All entries are to be transcribed exactly. Pictures are not part of the copy.

------------------------------------------------------------------------

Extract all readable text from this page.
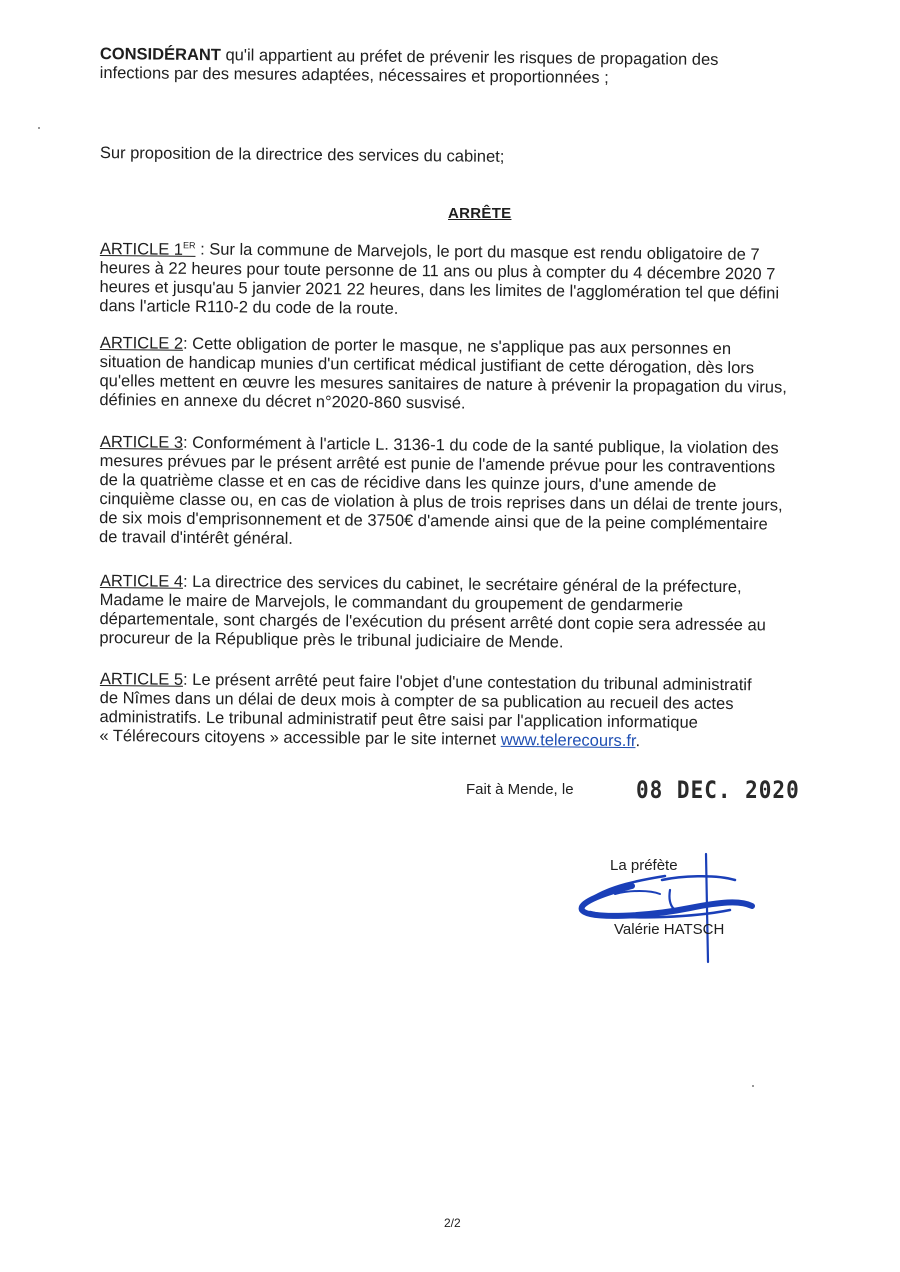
CONSIDÉRANT qu'il appartient au préfet de prévenir les risques de propagation des
infections par des mesures adaptées, nécessaires et proportionnées ;
Sur proposition de la directrice des services du cabinet;
ARRÊTE
ARTICLE 1ER : Sur la commune de Marvejols, le port du masque est rendu obligatoire de 7
heures à 22 heures pour toute personne de 11 ans ou plus à compter du 4 décembre 2020 7
heures et jusqu'au 5 janvier 2021 22 heures, dans les limites de l'agglomération tel que défini
dans l'article R110-2 du code de la route.
ARTICLE 2: Cette obligation de porter le masque, ne s'applique pas aux personnes en
situation de handicap munies d'un certificat médical justifiant de cette dérogation, dès lors
qu'elles mettent en œuvre les mesures sanitaires de nature à prévenir la propagation du virus,
définies en annexe du décret n°2020-860 susvisé.
ARTICLE 3: Conformément à l'article L. 3136-1 du code de la santé publique, la violation des
mesures prévues par le présent arrêté est punie de l'amende prévue pour les contraventions
de la quatrième classe et en cas de récidive dans les quinze jours, d'une amende de
cinquième classe ou, en cas de violation à plus de trois reprises dans un délai de trente jours,
de six mois d'emprisonnement et de 3750€ d'amende ainsi que de la peine complémentaire
de travail d'intérêt général.
ARTICLE 4: La directrice des services du cabinet, le secrétaire général de la préfecture,
Madame le maire de Marvejols, le commandant du groupement de gendarmerie
départementale, sont chargés de l'exécution du présent arrêté dont copie sera adressée au
procureur de la République près le tribunal judiciaire de Mende.
ARTICLE 5: Le présent arrêté peut faire l'objet d'une contestation du tribunal administratif
de Nîmes dans un délai de deux mois à compter de sa publication au recueil des actes
administratifs. Le tribunal administratif peut être saisi par l'application informatique
« Télérecours citoyens » accessible par le site internet www.telerecours.fr.
Fait à Mende, le	08 DEC. 2020
La préfète
Valérie HATSCH
2/2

------------------------------------------------------------------------

## Response to this task
Extract all readable text from this page.
CONSIDÉRANT qu'il appartient au préfet de prévenir les risques de propagation des
infections par des mesures adaptées, nécessaires et proportionnées ;
Sur proposition de la directrice des services du cabinet;
ARRÊTE
ARTICLE 1ER : Sur la commune de Marvejols, le port du masque est rendu obligatoire de 7
heures à 22 heures pour toute personne de 11 ans ou plus à compter du 4 décembre 2020 7
heures et jusqu'au 5 janvier 2021 22 heures, dans les limites de l'agglomération tel que défini
dans l'article R110-2 du code de la route.
ARTICLE 2: Cette obligation de porter le masque, ne s'applique pas aux personnes en
situation de handicap munies d'un certificat médical justifiant de cette dérogation, dès lors
qu'elles mettent en œuvre les mesures sanitaires de nature à prévenir la propagation du virus,
définies en annexe du décret n°2020-860 susvisé.
ARTICLE 3: Conformément à l'article L. 3136-1 du code de la santé publique, la violation des
mesures prévues par le présent arrêté est punie de l'amende prévue pour les contraventions
de la quatrième classe et en cas de récidive dans les quinze jours, d'une amende de
cinquième classe ou, en cas de violation à plus de trois reprises dans un délai de trente jours,
de six mois d'emprisonnement et de 3750€ d'amende ainsi que de la peine complémentaire
de travail d'intérêt général.
ARTICLE 4: La directrice des services du cabinet, le secrétaire général de la préfecture,
Madame le maire de Marvejols, le commandant du groupement de gendarmerie
départementale, sont chargés de l'exécution du présent arrêté dont copie sera adressée au
procureur de la République près le tribunal judiciaire de Mende.
ARTICLE 5: Le présent arrêté peut faire l'objet d'une contestation du tribunal administratif
de Nîmes dans un délai de deux mois à compter de sa publication au recueil des actes
administratifs. Le tribunal administratif peut être saisi par l'application informatique
« Télérecours citoyens » accessible par le site internet www.telerecours.fr.
Fait à Mende, le	08 DEC. 2020
La préfète
Valérie HATSCH
2/2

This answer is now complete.